[START OF ENTRIES SHOWN]
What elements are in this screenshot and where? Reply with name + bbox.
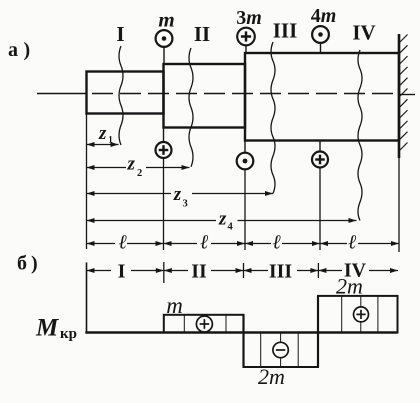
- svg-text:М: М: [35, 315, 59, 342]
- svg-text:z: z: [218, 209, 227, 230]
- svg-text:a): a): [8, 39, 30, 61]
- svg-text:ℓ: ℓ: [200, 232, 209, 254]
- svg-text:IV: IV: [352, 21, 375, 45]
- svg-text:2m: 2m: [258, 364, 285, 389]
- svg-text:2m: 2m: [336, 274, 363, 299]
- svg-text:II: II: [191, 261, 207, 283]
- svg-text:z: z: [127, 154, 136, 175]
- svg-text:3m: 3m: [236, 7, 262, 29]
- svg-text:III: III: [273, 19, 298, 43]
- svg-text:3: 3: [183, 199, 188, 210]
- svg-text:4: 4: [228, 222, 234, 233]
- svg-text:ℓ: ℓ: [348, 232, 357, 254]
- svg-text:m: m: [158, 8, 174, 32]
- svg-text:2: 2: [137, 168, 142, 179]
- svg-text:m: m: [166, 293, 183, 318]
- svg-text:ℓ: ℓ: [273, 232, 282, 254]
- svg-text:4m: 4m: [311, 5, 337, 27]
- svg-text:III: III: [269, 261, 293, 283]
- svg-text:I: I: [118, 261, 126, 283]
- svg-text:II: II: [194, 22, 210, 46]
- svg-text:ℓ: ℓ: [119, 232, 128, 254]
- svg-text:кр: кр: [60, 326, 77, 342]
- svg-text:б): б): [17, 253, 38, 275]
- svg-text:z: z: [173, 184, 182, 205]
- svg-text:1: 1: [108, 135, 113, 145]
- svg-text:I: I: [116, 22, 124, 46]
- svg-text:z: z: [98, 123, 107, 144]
[END OF ENTRIES SHOWN]
[START OF ENTRIES SHOWN]
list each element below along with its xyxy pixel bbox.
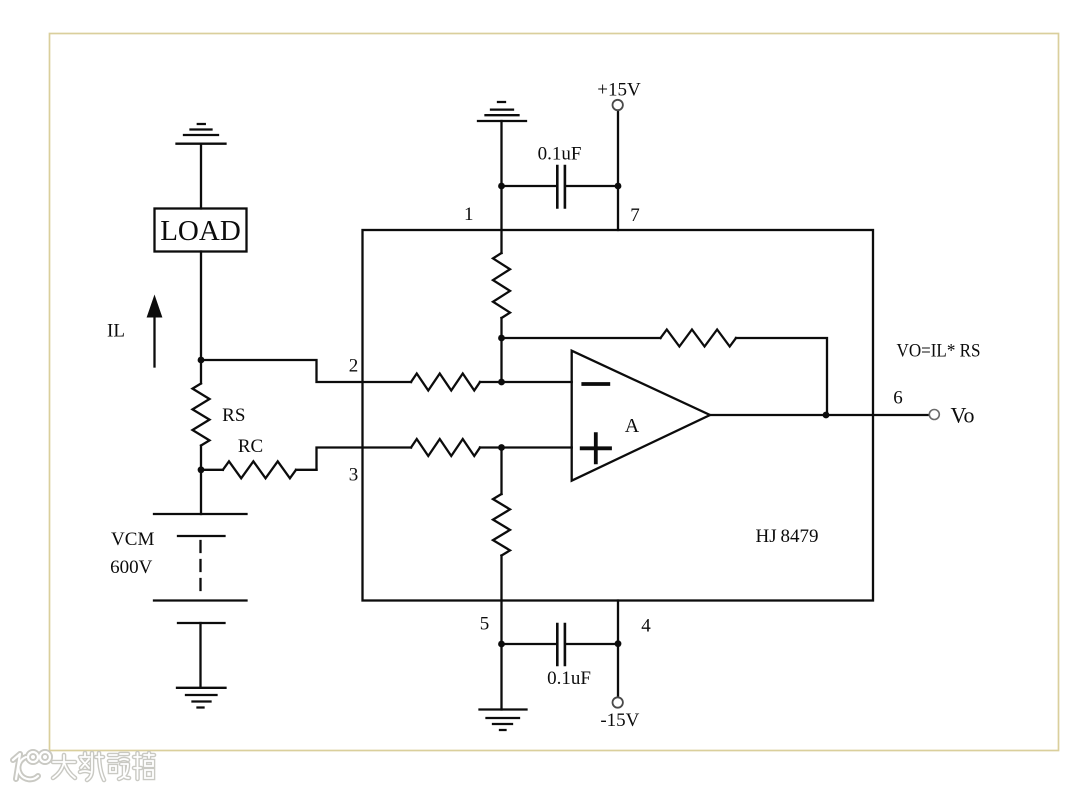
[END OF ENTRIES SHOWN]
TASK STATEMENT —
Copy the lines from the one containing "What elements are" up to and including the one containing "- svg-text:2: 2: [137, 168, 142, 179]", putting "image" in place of "screenshot" and changing nothing else. Omit the pictures from your copy.

TASK RESULT —
What elements are in this image and where? Reply with name + bbox.
- svg-text:М: М: [35, 315, 59, 342]
- svg-text:z: z: [218, 209, 227, 230]
- svg-text:a): a): [8, 39, 30, 61]
- svg-text:ℓ: ℓ: [200, 232, 209, 254]
- svg-text:IV: IV: [352, 21, 375, 45]
- svg-text:2m: 2m: [258, 364, 285, 389]
- svg-text:2m: 2m: [336, 274, 363, 299]
- svg-text:II: II: [191, 261, 207, 283]
- svg-text:z: z: [127, 154, 136, 175]
- svg-text:3m: 3m: [236, 7, 262, 29]
- svg-text:III: III: [273, 19, 298, 43]
- svg-text:3: 3: [183, 199, 188, 210]
- svg-text:4: 4: [228, 222, 234, 233]
- svg-text:ℓ: ℓ: [348, 232, 357, 254]
- svg-text:m: m: [158, 8, 174, 32]
- svg-text:2: 2: [137, 168, 142, 179]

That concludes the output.